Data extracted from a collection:
== == ==
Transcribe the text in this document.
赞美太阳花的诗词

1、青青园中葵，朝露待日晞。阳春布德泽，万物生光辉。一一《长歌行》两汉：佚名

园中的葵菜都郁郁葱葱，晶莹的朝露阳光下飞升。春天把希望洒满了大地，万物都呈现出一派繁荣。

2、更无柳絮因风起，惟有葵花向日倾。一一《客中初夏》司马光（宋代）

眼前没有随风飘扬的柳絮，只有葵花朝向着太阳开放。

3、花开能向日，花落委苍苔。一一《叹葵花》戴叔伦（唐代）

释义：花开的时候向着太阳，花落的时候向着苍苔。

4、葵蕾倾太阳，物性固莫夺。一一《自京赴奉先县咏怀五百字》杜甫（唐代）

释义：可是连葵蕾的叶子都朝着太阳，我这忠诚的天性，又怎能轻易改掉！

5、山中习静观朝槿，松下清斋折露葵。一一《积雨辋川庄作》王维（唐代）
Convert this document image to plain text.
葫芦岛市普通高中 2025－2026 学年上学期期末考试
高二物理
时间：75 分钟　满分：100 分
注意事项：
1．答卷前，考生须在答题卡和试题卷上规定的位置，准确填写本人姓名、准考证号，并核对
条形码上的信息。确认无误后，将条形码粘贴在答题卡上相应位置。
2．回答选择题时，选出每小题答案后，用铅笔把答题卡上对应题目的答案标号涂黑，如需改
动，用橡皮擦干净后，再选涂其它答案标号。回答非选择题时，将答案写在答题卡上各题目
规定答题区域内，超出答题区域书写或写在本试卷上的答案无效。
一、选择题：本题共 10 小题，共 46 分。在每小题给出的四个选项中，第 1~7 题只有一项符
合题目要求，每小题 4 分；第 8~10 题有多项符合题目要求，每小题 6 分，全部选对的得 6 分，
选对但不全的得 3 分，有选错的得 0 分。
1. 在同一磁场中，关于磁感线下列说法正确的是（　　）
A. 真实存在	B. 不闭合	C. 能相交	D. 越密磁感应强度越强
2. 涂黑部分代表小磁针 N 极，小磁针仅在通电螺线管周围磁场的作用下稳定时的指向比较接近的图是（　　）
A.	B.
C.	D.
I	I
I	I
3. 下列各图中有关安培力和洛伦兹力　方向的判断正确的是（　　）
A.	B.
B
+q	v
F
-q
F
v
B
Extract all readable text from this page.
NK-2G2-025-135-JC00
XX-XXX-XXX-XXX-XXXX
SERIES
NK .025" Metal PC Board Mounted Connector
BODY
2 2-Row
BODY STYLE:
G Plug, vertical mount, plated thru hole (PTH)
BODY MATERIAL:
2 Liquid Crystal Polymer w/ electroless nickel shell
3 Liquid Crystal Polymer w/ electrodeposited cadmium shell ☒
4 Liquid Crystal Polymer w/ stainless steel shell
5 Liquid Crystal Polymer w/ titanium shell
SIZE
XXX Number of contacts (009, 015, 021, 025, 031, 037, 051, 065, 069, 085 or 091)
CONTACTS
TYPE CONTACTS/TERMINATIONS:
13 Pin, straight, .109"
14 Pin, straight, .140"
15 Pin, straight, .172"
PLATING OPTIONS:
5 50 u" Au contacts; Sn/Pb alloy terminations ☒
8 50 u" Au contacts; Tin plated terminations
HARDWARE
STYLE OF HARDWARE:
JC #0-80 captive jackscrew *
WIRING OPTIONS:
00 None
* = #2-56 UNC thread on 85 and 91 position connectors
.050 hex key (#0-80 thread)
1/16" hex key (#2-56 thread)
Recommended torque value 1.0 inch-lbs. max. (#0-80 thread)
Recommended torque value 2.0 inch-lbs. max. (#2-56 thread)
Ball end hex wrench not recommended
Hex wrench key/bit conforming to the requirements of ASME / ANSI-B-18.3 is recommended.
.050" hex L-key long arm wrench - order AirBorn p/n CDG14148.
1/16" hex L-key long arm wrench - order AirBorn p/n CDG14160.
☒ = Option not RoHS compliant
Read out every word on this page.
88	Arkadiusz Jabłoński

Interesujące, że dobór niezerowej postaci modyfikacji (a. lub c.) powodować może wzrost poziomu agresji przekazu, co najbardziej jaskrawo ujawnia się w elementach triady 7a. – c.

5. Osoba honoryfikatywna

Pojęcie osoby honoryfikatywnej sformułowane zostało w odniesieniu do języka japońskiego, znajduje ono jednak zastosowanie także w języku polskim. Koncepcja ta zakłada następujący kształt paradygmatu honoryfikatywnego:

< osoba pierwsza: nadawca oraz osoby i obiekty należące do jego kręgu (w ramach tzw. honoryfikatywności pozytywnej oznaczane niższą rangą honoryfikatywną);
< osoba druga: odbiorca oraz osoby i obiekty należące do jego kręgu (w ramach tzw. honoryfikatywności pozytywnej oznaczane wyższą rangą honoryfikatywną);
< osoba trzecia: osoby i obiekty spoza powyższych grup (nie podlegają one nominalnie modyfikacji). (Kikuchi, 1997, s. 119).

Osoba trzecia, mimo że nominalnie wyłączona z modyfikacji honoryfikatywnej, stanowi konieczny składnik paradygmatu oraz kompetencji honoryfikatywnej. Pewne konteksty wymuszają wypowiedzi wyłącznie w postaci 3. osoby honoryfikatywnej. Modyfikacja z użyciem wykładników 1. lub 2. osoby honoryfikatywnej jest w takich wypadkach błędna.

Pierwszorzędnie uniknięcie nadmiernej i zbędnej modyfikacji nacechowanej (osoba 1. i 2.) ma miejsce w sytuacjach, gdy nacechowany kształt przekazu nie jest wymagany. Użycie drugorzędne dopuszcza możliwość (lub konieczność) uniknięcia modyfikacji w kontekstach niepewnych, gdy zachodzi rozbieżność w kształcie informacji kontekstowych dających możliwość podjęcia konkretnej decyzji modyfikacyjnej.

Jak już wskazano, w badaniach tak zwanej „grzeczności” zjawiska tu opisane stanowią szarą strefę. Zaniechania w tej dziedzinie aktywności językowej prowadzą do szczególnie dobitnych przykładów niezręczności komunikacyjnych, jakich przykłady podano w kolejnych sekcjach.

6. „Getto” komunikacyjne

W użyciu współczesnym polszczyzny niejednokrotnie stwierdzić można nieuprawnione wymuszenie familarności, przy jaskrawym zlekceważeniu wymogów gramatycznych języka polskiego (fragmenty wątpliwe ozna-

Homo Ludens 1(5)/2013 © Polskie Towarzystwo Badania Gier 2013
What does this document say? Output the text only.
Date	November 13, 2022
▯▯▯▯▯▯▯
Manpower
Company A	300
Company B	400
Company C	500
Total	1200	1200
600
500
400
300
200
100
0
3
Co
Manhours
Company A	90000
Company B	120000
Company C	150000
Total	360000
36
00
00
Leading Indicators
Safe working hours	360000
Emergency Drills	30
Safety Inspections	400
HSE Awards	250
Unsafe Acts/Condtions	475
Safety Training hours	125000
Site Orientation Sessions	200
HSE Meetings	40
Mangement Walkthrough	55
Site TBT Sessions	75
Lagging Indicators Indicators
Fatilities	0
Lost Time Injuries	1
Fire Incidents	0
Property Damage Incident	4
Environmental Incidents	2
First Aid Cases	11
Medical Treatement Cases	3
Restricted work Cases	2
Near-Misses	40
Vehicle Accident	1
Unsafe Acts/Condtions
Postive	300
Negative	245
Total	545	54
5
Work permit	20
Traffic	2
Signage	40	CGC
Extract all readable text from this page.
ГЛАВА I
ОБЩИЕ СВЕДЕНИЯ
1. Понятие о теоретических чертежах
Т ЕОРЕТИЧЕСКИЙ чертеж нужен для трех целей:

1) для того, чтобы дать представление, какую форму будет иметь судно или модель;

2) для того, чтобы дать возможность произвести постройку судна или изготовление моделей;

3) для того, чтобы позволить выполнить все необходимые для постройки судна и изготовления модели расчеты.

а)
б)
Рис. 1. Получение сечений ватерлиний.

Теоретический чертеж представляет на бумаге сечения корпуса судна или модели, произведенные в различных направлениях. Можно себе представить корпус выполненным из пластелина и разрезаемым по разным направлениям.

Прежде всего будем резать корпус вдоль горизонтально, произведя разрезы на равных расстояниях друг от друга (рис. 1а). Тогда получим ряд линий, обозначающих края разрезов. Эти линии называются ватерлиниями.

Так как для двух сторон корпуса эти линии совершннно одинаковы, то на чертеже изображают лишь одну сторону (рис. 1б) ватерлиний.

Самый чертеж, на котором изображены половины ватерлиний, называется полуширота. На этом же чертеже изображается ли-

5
== == ==
■ TASK DIRECTIONS: Search the entries for the string "honoryfikatywności" and collect each line that has it.

■ COMPLETED TASK:
< osoba pierwsza: nadawca oraz osoby i obiekty należące do jego kręgu (w ramach tzw. honoryfikatywności pozytywnej oznaczane niższą rangą honoryfikatywną);
< osoba druga: odbiorca oraz osoby i obiekty należące do jego kręgu (w ramach tzw. honoryfikatywności pozytywnej oznaczane wyższą rangą honoryfikatywną);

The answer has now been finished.